SET PROBLEM => Retype the material from the line with "- cell-coat-length: 116: [140, 393, 306, 430]" to the line with "- measurement-footnote: Due", changing nothing.

Spatial annotation material =>
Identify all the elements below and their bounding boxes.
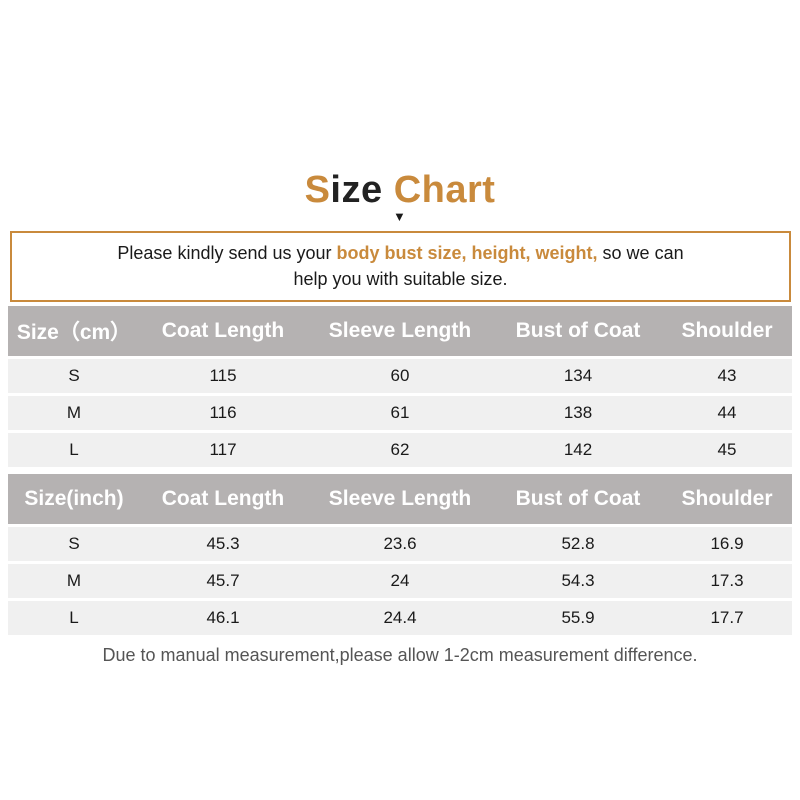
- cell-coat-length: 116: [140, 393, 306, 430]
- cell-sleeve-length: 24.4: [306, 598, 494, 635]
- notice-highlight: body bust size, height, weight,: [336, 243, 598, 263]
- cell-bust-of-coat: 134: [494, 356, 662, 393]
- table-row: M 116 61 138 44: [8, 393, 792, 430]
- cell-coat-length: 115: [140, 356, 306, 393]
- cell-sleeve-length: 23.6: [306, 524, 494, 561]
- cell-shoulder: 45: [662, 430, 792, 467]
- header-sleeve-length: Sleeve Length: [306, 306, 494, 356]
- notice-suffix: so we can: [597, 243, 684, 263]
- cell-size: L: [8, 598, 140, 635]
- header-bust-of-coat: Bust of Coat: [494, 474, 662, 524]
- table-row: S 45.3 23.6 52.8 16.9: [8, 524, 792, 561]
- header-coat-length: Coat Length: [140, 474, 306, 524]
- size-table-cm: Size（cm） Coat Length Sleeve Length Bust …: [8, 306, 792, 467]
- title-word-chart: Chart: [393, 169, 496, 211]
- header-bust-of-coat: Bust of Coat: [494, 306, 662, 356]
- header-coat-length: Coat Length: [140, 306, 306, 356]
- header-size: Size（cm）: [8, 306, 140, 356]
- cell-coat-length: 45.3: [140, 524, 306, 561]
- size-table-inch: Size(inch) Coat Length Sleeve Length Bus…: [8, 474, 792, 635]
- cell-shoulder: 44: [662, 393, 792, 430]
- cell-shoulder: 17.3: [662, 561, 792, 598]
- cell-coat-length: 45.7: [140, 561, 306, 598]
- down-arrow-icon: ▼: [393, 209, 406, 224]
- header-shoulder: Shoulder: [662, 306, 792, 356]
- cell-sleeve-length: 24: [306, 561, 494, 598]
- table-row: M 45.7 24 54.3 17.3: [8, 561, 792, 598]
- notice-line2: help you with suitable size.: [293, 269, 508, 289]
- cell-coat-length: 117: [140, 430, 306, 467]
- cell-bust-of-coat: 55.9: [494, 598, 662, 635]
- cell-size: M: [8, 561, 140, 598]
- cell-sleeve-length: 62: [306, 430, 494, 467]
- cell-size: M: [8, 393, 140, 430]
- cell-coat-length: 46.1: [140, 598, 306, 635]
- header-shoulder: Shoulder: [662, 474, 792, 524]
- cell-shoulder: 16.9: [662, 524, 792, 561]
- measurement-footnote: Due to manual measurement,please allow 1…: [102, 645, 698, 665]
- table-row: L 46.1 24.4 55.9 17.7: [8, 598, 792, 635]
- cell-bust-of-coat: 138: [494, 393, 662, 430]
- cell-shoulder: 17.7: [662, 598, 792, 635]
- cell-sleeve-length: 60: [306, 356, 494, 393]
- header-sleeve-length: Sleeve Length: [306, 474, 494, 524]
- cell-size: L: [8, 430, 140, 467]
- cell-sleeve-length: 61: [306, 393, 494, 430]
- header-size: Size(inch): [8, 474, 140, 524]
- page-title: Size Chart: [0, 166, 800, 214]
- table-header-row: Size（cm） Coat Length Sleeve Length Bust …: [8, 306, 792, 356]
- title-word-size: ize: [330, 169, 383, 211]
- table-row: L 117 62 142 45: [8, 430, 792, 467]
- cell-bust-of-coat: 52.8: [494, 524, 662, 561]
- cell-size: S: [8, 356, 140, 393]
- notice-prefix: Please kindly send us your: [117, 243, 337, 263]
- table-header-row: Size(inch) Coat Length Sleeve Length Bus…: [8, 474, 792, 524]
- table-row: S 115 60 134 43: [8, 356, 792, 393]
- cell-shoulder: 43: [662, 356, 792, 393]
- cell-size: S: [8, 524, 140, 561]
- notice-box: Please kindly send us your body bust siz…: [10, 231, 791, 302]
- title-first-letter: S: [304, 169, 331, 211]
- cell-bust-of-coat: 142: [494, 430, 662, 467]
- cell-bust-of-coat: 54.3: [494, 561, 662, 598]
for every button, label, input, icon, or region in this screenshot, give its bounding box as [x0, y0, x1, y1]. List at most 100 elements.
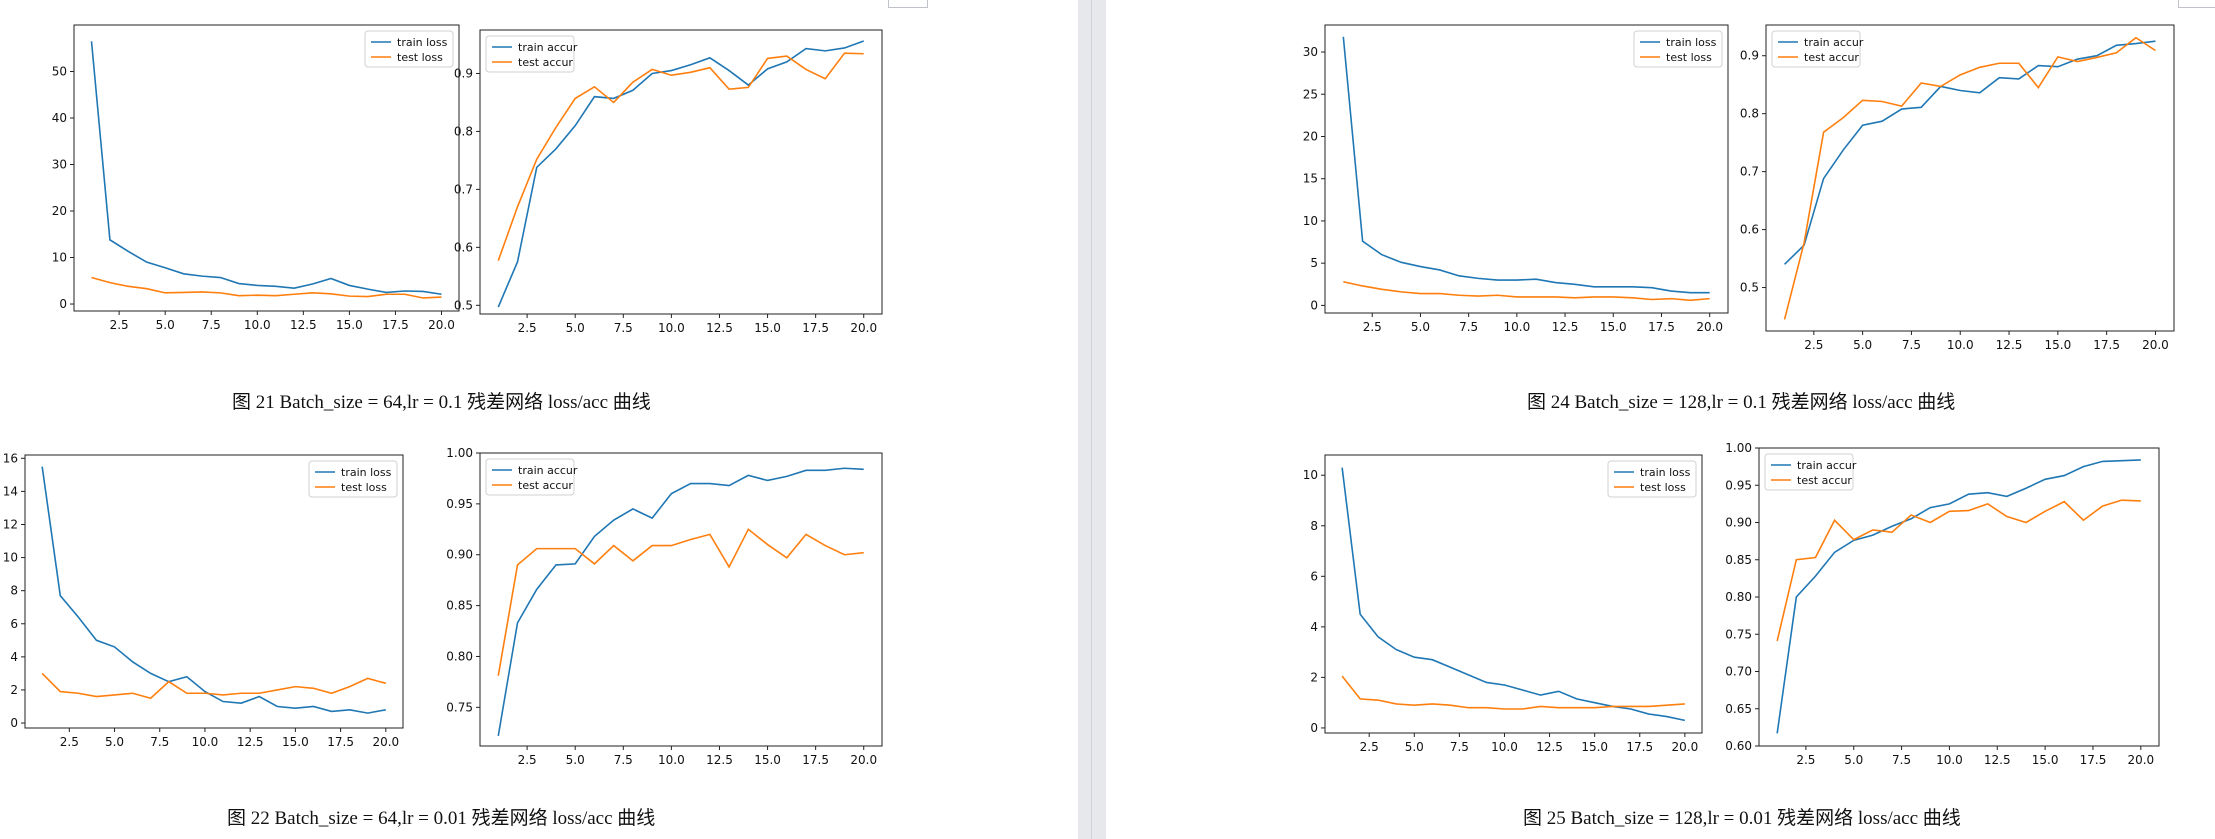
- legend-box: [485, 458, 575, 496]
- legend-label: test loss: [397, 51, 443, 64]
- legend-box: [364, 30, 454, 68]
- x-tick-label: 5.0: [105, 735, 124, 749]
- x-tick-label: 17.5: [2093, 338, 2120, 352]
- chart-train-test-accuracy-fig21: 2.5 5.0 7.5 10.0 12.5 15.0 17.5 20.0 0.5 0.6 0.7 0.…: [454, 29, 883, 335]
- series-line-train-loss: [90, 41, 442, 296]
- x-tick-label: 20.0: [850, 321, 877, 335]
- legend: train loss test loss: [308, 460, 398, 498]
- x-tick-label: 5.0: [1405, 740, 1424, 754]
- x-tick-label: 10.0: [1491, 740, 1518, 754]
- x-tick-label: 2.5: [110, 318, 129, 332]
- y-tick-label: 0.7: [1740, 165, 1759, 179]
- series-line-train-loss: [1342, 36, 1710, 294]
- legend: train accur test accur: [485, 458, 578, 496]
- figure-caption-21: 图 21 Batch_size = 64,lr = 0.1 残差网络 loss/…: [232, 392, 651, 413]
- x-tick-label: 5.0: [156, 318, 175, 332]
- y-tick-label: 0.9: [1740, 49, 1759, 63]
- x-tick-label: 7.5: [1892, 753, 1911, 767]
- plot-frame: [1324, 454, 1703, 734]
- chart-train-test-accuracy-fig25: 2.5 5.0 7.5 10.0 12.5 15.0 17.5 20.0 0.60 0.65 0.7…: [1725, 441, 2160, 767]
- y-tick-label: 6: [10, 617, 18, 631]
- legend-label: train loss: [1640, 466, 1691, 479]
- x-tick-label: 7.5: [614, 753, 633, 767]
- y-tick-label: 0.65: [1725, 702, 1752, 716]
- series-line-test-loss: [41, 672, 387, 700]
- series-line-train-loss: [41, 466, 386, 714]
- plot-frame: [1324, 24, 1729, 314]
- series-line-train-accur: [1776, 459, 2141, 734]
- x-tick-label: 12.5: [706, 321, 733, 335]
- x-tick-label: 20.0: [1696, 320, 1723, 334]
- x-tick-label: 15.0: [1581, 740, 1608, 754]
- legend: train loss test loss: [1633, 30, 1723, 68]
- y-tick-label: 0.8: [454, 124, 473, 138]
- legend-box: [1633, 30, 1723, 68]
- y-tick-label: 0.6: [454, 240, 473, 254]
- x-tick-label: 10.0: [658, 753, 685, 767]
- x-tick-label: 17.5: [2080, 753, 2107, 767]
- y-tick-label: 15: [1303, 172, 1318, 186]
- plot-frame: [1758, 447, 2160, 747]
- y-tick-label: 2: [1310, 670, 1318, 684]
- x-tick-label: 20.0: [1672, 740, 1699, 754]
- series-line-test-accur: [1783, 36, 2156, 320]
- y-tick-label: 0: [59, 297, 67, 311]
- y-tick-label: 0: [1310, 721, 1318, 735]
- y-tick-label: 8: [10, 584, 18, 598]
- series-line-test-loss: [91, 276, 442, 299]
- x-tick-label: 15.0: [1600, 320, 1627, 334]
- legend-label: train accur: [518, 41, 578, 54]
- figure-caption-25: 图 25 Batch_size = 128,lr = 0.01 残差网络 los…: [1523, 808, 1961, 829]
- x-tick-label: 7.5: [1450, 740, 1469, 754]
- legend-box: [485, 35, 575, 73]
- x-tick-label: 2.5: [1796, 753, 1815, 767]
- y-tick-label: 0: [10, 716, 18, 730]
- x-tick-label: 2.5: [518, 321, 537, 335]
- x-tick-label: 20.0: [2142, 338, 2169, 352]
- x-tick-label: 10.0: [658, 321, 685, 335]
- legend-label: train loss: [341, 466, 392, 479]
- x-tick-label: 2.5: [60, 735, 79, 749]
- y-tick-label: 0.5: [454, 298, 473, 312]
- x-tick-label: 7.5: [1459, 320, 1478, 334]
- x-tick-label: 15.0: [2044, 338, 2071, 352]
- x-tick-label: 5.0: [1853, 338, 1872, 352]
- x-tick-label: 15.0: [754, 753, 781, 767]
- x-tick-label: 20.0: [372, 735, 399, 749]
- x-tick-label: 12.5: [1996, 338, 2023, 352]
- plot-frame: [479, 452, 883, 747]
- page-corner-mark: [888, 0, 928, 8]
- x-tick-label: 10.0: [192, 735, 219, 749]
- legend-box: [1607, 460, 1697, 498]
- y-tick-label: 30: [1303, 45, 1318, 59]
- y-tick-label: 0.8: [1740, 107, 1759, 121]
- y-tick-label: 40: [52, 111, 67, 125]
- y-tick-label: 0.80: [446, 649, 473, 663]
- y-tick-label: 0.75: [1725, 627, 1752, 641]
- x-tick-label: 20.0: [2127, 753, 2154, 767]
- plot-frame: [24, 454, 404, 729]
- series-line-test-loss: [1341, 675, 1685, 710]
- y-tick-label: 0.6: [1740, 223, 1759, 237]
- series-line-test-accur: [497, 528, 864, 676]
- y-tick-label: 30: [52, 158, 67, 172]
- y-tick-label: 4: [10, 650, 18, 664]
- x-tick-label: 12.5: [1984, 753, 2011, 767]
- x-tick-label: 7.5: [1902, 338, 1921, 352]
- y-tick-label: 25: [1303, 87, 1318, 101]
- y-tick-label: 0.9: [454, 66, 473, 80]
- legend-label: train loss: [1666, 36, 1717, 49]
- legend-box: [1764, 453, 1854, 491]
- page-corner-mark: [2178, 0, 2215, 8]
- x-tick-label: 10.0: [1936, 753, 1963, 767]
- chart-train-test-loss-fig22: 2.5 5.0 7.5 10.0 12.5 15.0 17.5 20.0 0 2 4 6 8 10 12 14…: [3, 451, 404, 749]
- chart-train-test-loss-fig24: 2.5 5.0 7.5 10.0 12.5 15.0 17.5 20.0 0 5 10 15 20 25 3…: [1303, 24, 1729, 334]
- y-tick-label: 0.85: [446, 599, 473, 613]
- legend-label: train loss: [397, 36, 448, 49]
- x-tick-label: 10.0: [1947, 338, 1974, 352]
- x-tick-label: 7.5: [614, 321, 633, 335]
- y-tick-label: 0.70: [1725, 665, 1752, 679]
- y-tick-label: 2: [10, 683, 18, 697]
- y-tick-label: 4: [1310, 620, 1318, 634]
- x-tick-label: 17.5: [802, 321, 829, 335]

THE ANSWER =>
- cell-coat-length: 116: [140, 393, 306, 430]
- cell-sleeve-length: 24.4: [306, 598, 494, 635]
- notice-highlight: body bust size, height, weight,: [336, 243, 598, 263]
- cell-bust-of-coat: 134: [494, 356, 662, 393]
- table-row: M 116 61 138 44: [8, 393, 792, 430]
- cell-coat-length: 115: [140, 356, 306, 393]
- cell-sleeve-length: 23.6: [306, 524, 494, 561]
- cell-shoulder: 45: [662, 430, 792, 467]
- header-sleeve-length: Sleeve Length: [306, 306, 494, 356]
- notice-suffix: so we can: [597, 243, 684, 263]
- cell-size: L: [8, 598, 140, 635]
- header-bust-of-coat: Bust of Coat: [494, 474, 662, 524]
- table-row: S 45.3 23.6 52.8 16.9: [8, 524, 792, 561]
- header-coat-length: Coat Length: [140, 474, 306, 524]
- size-table-cm: Size（cm） Coat Length Sleeve Length Bust …: [8, 306, 792, 467]
- title-word-chart: Chart: [393, 169, 496, 211]
- header-bust-of-coat: Bust of Coat: [494, 306, 662, 356]
- header-coat-length: Coat Length: [140, 306, 306, 356]
- header-size: Size（cm）: [8, 306, 140, 356]
- cell-coat-length: 45.3: [140, 524, 306, 561]
- size-table-inch: Size(inch) Coat Length Sleeve Length Bus…: [8, 474, 792, 635]
- cell-shoulder: 44: [662, 393, 792, 430]
- cell-shoulder: 17.3: [662, 561, 792, 598]
- cell-coat-length: 45.7: [140, 561, 306, 598]
- down-arrow-icon: ▼: [393, 209, 406, 224]
- header-shoulder: Shoulder: [662, 306, 792, 356]
- cell-sleeve-length: 24: [306, 561, 494, 598]
- table-row: M 45.7 24 54.3 17.3: [8, 561, 792, 598]
- notice-line2: help you with suitable size.: [293, 269, 508, 289]
- cell-coat-length: 117: [140, 430, 306, 467]
- cell-bust-of-coat: 55.9: [494, 598, 662, 635]
- cell-size: M: [8, 561, 140, 598]
- cell-sleeve-length: 62: [306, 430, 494, 467]
- cell-size: M: [8, 393, 140, 430]
- cell-coat-length: 46.1: [140, 598, 306, 635]
- header-shoulder: Shoulder: [662, 474, 792, 524]
- cell-shoulder: 16.9: [662, 524, 792, 561]
- measurement-footnote: Due to manual measurement,please allow 1…: [102, 645, 698, 665]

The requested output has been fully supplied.